# [GIVEN TEXT]
-----
This plugin automatically includes headers as separate translation units. Now, depending on the Clang tool this is either a good thing or a bad thing.

But wait a minute, is that a trailing comma after the last array element, or am I seeing things?

$ cat compile_commands.json | jq .
jq: parse error: Expected another array element at line 34, column 1

Strangely enough, Clang-tools parse this file just fine, but this is not a valid JSON - 1 point off for compliance.

tarruda/premake-export-compile-commands

Another option for Premake is premake-export-compile-commands.

Version

$ git -C export-compile-commands describe --tags --always  --abbrev=10
f32b896382

Instructions

Similar to ecc, the plugin must be cloned or downloaded into the project directory first.

git clone https://github.com/tarruda/premake-export-compile-commands export-compile-commands
premake5 export-compile-commands

and add at the top of premake5.lua:

require "export-compile-commands"

Result

In case of this plugin, the compilation database is placed in compile_commands/debug.json file, so it has to be renamed first to compile_commands.json to be automatically discovered by Clang-tools.
-----
# [GIVEN RECORDS]
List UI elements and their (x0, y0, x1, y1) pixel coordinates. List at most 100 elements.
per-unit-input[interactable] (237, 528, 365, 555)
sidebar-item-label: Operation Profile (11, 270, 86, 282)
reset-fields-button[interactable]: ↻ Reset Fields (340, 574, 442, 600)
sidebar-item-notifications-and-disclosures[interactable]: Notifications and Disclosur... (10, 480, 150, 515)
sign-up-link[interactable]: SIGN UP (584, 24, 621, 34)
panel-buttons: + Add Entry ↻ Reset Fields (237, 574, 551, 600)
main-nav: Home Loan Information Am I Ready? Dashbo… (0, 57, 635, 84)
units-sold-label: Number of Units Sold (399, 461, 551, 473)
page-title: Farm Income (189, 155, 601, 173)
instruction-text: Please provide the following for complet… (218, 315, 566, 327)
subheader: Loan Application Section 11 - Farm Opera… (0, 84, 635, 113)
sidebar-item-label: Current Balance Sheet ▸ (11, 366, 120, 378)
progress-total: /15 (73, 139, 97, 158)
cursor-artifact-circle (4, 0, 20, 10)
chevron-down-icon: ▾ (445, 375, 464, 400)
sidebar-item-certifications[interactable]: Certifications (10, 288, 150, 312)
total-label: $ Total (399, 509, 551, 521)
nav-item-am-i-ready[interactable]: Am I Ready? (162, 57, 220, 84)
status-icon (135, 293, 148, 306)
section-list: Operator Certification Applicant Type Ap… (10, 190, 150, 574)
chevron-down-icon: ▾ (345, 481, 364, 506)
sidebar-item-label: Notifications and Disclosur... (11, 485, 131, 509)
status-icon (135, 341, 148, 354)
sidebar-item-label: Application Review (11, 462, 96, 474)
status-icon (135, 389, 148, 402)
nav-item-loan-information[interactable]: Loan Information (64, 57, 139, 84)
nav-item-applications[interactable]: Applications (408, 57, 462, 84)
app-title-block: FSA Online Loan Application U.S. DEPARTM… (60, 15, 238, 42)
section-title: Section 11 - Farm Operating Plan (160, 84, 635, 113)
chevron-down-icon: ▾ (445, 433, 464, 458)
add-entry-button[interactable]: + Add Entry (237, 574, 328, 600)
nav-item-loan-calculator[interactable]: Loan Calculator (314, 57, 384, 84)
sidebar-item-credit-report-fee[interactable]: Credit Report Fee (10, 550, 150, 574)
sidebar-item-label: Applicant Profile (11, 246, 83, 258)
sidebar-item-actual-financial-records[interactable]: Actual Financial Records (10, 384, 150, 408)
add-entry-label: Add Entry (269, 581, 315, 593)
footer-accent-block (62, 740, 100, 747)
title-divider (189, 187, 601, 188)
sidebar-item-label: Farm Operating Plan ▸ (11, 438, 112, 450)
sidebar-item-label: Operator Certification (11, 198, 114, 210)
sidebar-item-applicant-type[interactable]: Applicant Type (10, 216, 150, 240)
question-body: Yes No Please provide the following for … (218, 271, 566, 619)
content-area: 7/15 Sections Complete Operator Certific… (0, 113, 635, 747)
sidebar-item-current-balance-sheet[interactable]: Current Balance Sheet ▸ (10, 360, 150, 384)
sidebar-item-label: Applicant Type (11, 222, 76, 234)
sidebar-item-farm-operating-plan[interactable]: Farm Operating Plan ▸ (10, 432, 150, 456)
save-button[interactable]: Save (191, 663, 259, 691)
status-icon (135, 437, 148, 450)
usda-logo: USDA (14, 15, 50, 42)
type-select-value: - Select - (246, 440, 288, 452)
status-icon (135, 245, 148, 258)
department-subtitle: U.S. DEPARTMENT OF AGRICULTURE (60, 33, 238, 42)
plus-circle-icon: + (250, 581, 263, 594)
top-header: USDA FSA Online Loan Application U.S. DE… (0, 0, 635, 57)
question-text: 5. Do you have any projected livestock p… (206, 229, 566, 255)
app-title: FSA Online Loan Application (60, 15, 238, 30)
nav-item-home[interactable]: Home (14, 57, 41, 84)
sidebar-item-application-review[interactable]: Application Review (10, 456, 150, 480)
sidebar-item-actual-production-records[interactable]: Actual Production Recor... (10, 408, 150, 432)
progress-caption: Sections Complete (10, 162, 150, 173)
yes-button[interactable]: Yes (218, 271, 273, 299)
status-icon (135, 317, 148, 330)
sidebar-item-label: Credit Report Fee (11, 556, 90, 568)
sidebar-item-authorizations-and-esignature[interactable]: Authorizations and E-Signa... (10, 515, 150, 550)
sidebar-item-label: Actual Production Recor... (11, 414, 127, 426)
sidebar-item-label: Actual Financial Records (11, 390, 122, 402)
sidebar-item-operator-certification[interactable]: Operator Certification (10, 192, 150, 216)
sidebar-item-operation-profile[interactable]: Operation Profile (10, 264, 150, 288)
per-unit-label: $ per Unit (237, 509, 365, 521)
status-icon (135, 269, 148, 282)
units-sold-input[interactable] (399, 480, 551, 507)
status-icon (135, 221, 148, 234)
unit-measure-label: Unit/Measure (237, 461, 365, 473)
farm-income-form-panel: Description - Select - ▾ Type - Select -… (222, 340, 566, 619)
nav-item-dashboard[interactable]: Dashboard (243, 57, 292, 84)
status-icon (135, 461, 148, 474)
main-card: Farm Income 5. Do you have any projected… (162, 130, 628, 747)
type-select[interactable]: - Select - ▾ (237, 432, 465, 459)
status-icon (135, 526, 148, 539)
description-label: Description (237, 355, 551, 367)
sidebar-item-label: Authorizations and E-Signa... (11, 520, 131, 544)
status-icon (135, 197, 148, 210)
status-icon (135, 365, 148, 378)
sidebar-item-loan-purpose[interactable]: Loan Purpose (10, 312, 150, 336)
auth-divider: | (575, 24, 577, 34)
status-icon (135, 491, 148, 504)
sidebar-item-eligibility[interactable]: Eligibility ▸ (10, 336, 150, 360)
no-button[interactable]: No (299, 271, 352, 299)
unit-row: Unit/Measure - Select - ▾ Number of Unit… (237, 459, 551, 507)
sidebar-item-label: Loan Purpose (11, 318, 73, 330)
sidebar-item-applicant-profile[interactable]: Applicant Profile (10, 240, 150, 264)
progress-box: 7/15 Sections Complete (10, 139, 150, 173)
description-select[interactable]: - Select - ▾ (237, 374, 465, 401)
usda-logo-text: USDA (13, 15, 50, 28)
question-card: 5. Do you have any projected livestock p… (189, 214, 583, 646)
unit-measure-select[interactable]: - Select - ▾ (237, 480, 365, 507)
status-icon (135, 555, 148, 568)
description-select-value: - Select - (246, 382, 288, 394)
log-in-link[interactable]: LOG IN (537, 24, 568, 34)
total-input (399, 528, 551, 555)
-----
# [TASK LIST]
- 1) According to the text on Premake compilation database plugins, where does premake-export-compile-commands place the compilation database?
- 2) Using the text on Premake compilation database plugins, explain why the file produced by premake-export-compile-commands has to be renamed.
- 3) Quote the text on Premake compilation database plugins between "This plugin automatically" and "a bad thing.", inclusive.

# [ANSWERS GIVEN]
- 1) It places it in the compile_commands/debug.json file.

- 2) The plugin writes the compilation database to compile_commands/debug.json. Clang-tools only discover the database automatically when it is named compile_commands.json, so the file must be renamed to that name first.

- 3)
This plugin automatically includes headers as separate translation units. Now, depending on the Clang tool this is either a good thing or a bad thing.